▶ [GIVEN REQUEST]:
Your task is to give the listing below back word for word, pictures excluded.

● ● ●

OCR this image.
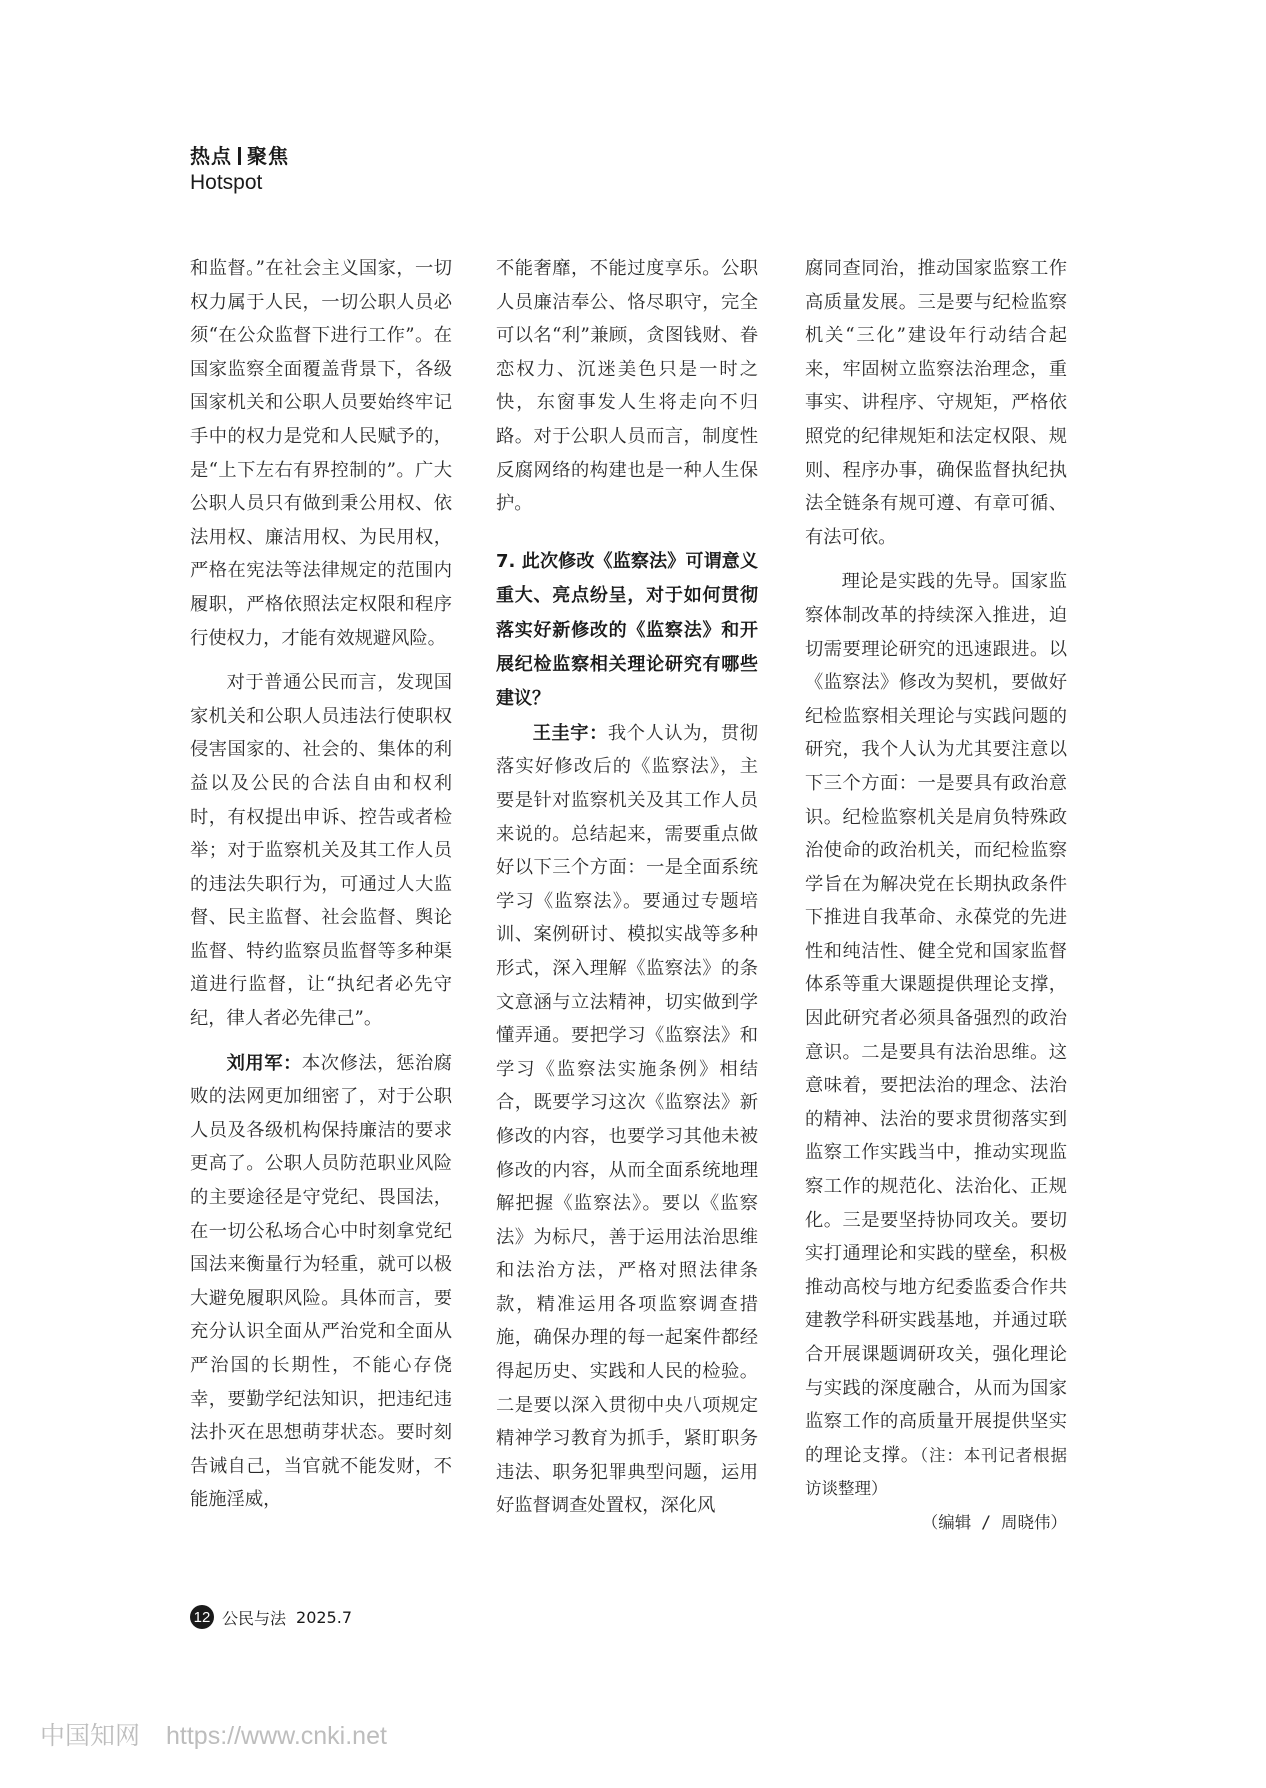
热点 聚焦
Hotspot

和监督。”在社会主义国家，一切权力属于人民，一切公职人员必须“在公众监督下进行工作”。在国家监察全面覆盖背景下，各级国家机关和公职人员要始终牢记手中的权力是党和人民赋予的，是“上下左右有界控制的”。广大公职人员只有做到秉公用权、依法用权、廉洁用权、为民用权，严格在宪法等法律规定的范围内履职，严格依照法定权限和程序行使权力，才能有效规避风险。

对于普通公民而言，发现国家机关和公职人员违法行使职权侵害国家的、社会的、集体的利益以及公民的合法自由和权利时，有权提出申诉、控告或者检举；对于监察机关及其工作人员的违法失职行为，可通过人大监督、民主监督、社会监督、舆论监督、特约监察员监督等多种渠道进行监督，让“执纪者必先守纪，律人者必先律己”。

刘用军：本次修法，惩治腐败的法网更加细密了，对于公职人员及各级机构保持廉洁的要求更高了。公职人员防范职业风险的主要途径是守党纪、畏国法，在一切公私场合心中时刻拿党纪国法来衡量行为轻重，就可以极大避免履职风险。具体而言，要充分认识全面从严治党和全面从严治国的长期性，不能心存侥幸，要勤学纪法知识，把违纪违法扑灭在思想萌芽状态。要时刻告诫自己，当官就不能发财，不能施淫威，

不能奢靡，不能过度享乐。公职人员廉洁奉公、恪尽职守，完全可以名“利”兼顾，贪图钱财、眷恋权力、沉迷美色只是一时之快，东窗事发人生将走向不归路。对于公职人员而言，制度性反腐网络的构建也是一种人生保护。

7. 此次修改《监察法》可谓意义重大、亮点纷呈，对于如何贯彻落实好新修改的《监察法》和开展纪检监察相关理论研究有哪些建议？

王圭宇：我个人认为，贯彻落实好修改后的《监察法》，主要是针对监察机关及其工作人员来说的。总结起来，需要重点做好以下三个方面：一是全面系统学习《监察法》。要通过专题培训、案例研讨、模拟实战等多种形式，深入理解《监察法》的条文意涵与立法精神，切实做到学懂弄通。要把学习《监察法》和学习《监察法实施条例》相结合，既要学习这次《监察法》新修改的内容，也要学习其他未被修改的内容，从而全面系统地理解把握《监察法》。要以《监察法》为标尺，善于运用法治思维和法治方法，严格对照法律条款，精准运用各项监察调查措施，确保办理的每一起案件都经得起历史、实践和人民的检验。二是要以深入贯彻中央八项规定精神学习教育为抓手，紧盯职务违法、职务犯罪典型问题，运用好监督调查处置权，深化风

腐同查同治，推动国家监察工作高质量发展。三是要与纪检监察机关“三化”建设年行动结合起来，牢固树立监察法治理念，重事实、讲程序、守规矩，严格依照党的纪律规矩和法定权限、规则、程序办事，确保监督执纪执法全链条有规可遵、有章可循、有法可依。

理论是实践的先导。国家监察体制改革的持续深入推进，迫切需要理论研究的迅速跟进。以《监察法》修改为契机，要做好纪检监察相关理论与实践问题的研究，我个人认为尤其要注意以下三个方面：一是要具有政治意识。纪检监察机关是肩负特殊政治使命的政治机关，而纪检监察学旨在为解决党在长期执政条件下推进自我革命、永葆党的先进性和纯洁性、健全党和国家监督体系等重大课题提供理论支撑，因此研究者必须具备强烈的政治意识。二是要具有法治思维。这意味着，要把法治的理念、法治的精神、法治的要求贯彻落实到监察工作实践当中，推动实现监察工作的规范化、法治化、正规化。三是要坚持协同攻关。要切实打通理论和实践的壁垒，积极推动高校与地方纪委监委合作共建教学科研实践基地，并通过联合开展课题调研攻关，强化理论与实践的深度融合，从而为国家监察工作的高质量开展提供坚实的理论支撑。（注：本刊记者根据访谈整理）
（编辑 / 周晓伟）

12 公民与法 2025.7
中国知网 https://www.cnki.net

● ● ●

▶ [ANSWER TO THIS PROBLEM]:
OCR this image.
热点 聚焦
Hotspot

和监督。”在社会主义国家，一切权力属于人民，一切公职人员必须“在公众监督下进行工作”。在国家监察全面覆盖背景下，各级国家机关和公职人员要始终牢记手中的权力是党和人民赋予的，是“上下左右有界控制的”。广大公职人员只有做到秉公用权、依法用权、廉洁用权、为民用权，严格在宪法等法律规定的范围内履职，严格依照法定权限和程序行使权力，才能有效规避风险。

对于普通公民而言，发现国家机关和公职人员违法行使职权侵害国家的、社会的、集体的利益以及公民的合法自由和权利时，有权提出申诉、控告或者检举；对于监察机关及其工作人员的违法失职行为，可通过人大监督、民主监督、社会监督、舆论监督、特约监察员监督等多种渠道进行监督，让“执纪者必先守纪，律人者必先律己”。

刘用军：本次修法，惩治腐败的法网更加细密了，对于公职人员及各级机构保持廉洁的要求更高了。公职人员防范职业风险的主要途径是守党纪、畏国法，在一切公私场合心中时刻拿党纪国法来衡量行为轻重，就可以极大避免履职风险。具体而言，要充分认识全面从严治党和全面从严治国的长期性，不能心存侥幸，要勤学纪法知识，把违纪违法扑灭在思想萌芽状态。要时刻告诫自己，当官就不能发财，不能施淫威，

不能奢靡，不能过度享乐。公职人员廉洁奉公、恪尽职守，完全可以名“利”兼顾，贪图钱财、眷恋权力、沉迷美色只是一时之快，东窗事发人生将走向不归路。对于公职人员而言，制度性反腐网络的构建也是一种人生保护。

7. 此次修改《监察法》可谓意义重大、亮点纷呈，对于如何贯彻落实好新修改的《监察法》和开展纪检监察相关理论研究有哪些建议？

王圭宇：我个人认为，贯彻落实好修改后的《监察法》，主要是针对监察机关及其工作人员来说的。总结起来，需要重点做好以下三个方面：一是全面系统学习《监察法》。要通过专题培训、案例研讨、模拟实战等多种形式，深入理解《监察法》的条文意涵与立法精神，切实做到学懂弄通。要把学习《监察法》和学习《监察法实施条例》相结合，既要学习这次《监察法》新修改的内容，也要学习其他未被修改的内容，从而全面系统地理解把握《监察法》。要以《监察法》为标尺，善于运用法治思维和法治方法，严格对照法律条款，精准运用各项监察调查措施，确保办理的每一起案件都经得起历史、实践和人民的检验。二是要以深入贯彻中央八项规定精神学习教育为抓手，紧盯职务违法、职务犯罪典型问题，运用好监督调查处置权，深化风

腐同查同治，推动国家监察工作高质量发展。三是要与纪检监察机关“三化”建设年行动结合起来，牢固树立监察法治理念，重事实、讲程序、守规矩，严格依照党的纪律规矩和法定权限、规则、程序办事，确保监督执纪执法全链条有规可遵、有章可循、有法可依。

理论是实践的先导。国家监察体制改革的持续深入推进，迫切需要理论研究的迅速跟进。以《监察法》修改为契机，要做好纪检监察相关理论与实践问题的研究，我个人认为尤其要注意以下三个方面：一是要具有政治意识。纪检监察机关是肩负特殊政治使命的政治机关，而纪检监察学旨在为解决党在长期执政条件下推进自我革命、永葆党的先进性和纯洁性、健全党和国家监督体系等重大课题提供理论支撑，因此研究者必须具备强烈的政治意识。二是要具有法治思维。这意味着，要把法治的理念、法治的精神、法治的要求贯彻落实到监察工作实践当中，推动实现监察工作的规范化、法治化、正规化。三是要坚持协同攻关。要切实打通理论和实践的壁垒，积极推动高校与地方纪委监委合作共建教学科研实践基地，并通过联合开展课题调研攻关，强化理论与实践的深度融合，从而为国家监察工作的高质量开展提供坚实的理论支撑。（注：本刊记者根据访谈整理）
（编辑 / 周晓伟）

12 公民与法 2025.7
中国知网 https://www.cnki.net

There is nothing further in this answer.